'''
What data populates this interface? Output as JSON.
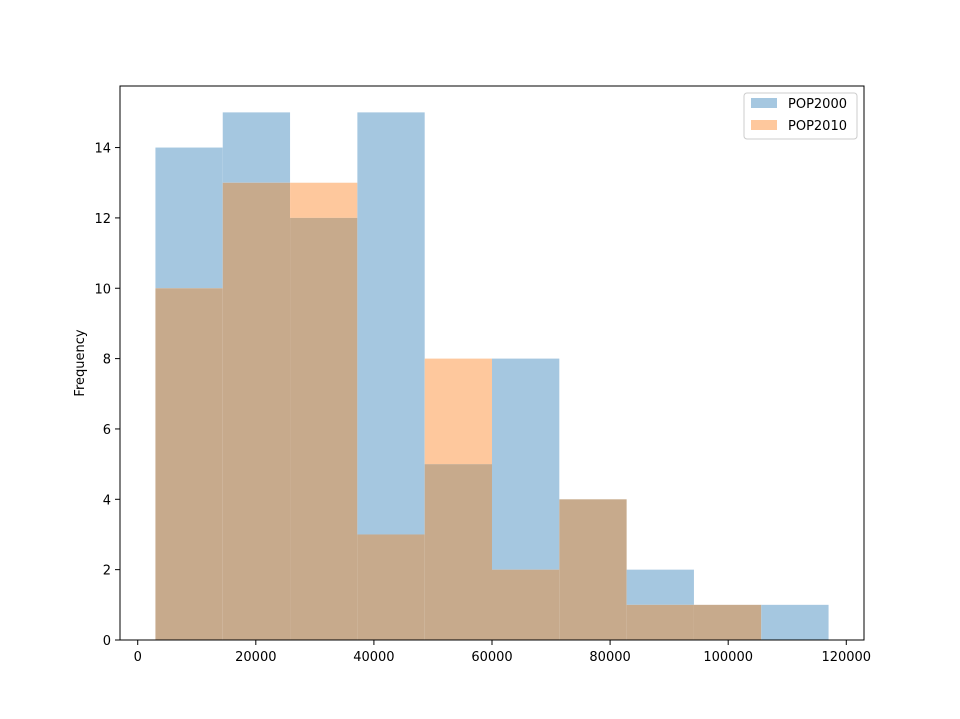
{
  "chart_data": {
    "type": "histogram",
    "title": "",
    "xlabel": "",
    "ylabel": "Frequency",
    "xlim": [
      -3000,
      123000
    ],
    "ylim": [
      0,
      15.75
    ],
    "xticks": [
      0,
      20000,
      40000,
      60000,
      80000,
      100000,
      120000
    ],
    "yticks": [
      0,
      2,
      4,
      6,
      8,
      10,
      12,
      14
    ],
    "grid": false,
    "legend_position": "top-right",
    "overlap_color": "#c7aa8c",
    "series": [
      {
        "name": "POP2000",
        "color": "#a5c7e0",
        "bins": [
          [
            3000,
            14400,
            14
          ],
          [
            14400,
            25800,
            15
          ],
          [
            25800,
            37200,
            12
          ],
          [
            37200,
            48600,
            15
          ],
          [
            48600,
            60000,
            5
          ],
          [
            60000,
            71400,
            8
          ],
          [
            71400,
            82800,
            4
          ],
          [
            82800,
            94200,
            2
          ],
          [
            94200,
            105600,
            1
          ],
          [
            105600,
            117000,
            1
          ]
        ]
      },
      {
        "name": "POP2010",
        "color": "#fec89d",
        "bins": [
          [
            3000,
            14400,
            10
          ],
          [
            14400,
            25800,
            13
          ],
          [
            25800,
            37200,
            13
          ],
          [
            37200,
            48600,
            3
          ],
          [
            48600,
            60000,
            8
          ],
          [
            60000,
            71400,
            2
          ],
          [
            71400,
            82800,
            4
          ],
          [
            82800,
            94200,
            1
          ],
          [
            94200,
            105600,
            1
          ]
        ]
      }
    ]
  }
}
'''
• _Do this_: Repeat the material above word for word, please, apart from its images.

• _Task result_:
What data populates this interface? Output as JSON.
{
  "chart_data": {
    "type": "histogram",
    "title": "",
    "xlabel": "",
    "ylabel": "Frequency",
    "xlim": [
      -3000,
      123000
    ],
    "ylim": [
      0,
      15.75
    ],
    "xticks": [
      0,
      20000,
      40000,
      60000,
      80000,
      100000,
      120000
    ],
    "yticks": [
      0,
      2,
      4,
      6,
      8,
      10,
      12,
      14
    ],
    "grid": false,
    "legend_position": "top-right",
    "overlap_color": "#c7aa8c",
    "series": [
      {
        "name": "POP2000",
        "color": "#a5c7e0",
        "bins": [
          [
            3000,
            14400,
            14
          ],
          [
            14400,
            25800,
            15
          ],
          [
            25800,
            37200,
            12
          ],
          [
            37200,
            48600,
            15
          ],
          [
            48600,
            60000,
            5
          ],
          [
            60000,
            71400,
            8
          ],
          [
            71400,
            82800,
            4
          ],
          [
            82800,
            94200,
            2
          ],
          [
            94200,
            105600,
            1
          ],
          [
            105600,
            117000,
            1
          ]
        ]
      },
      {
        "name": "POP2010",
        "color": "#fec89d",
        "bins": [
          [
            3000,
            14400,
            10
          ],
          [
            14400,
            25800,
            13
          ],
          [
            25800,
            37200,
            13
          ],
          [
            37200,
            48600,
            3
          ],
          [
            48600,
            60000,
            8
          ],
          [
            60000,
            71400,
            2
          ],
          [
            71400,
            82800,
            4
          ],
          [
            82800,
            94200,
            1
          ],
          [
            94200,
            105600,
            1
          ]
        ]
      }
    ]
  }
}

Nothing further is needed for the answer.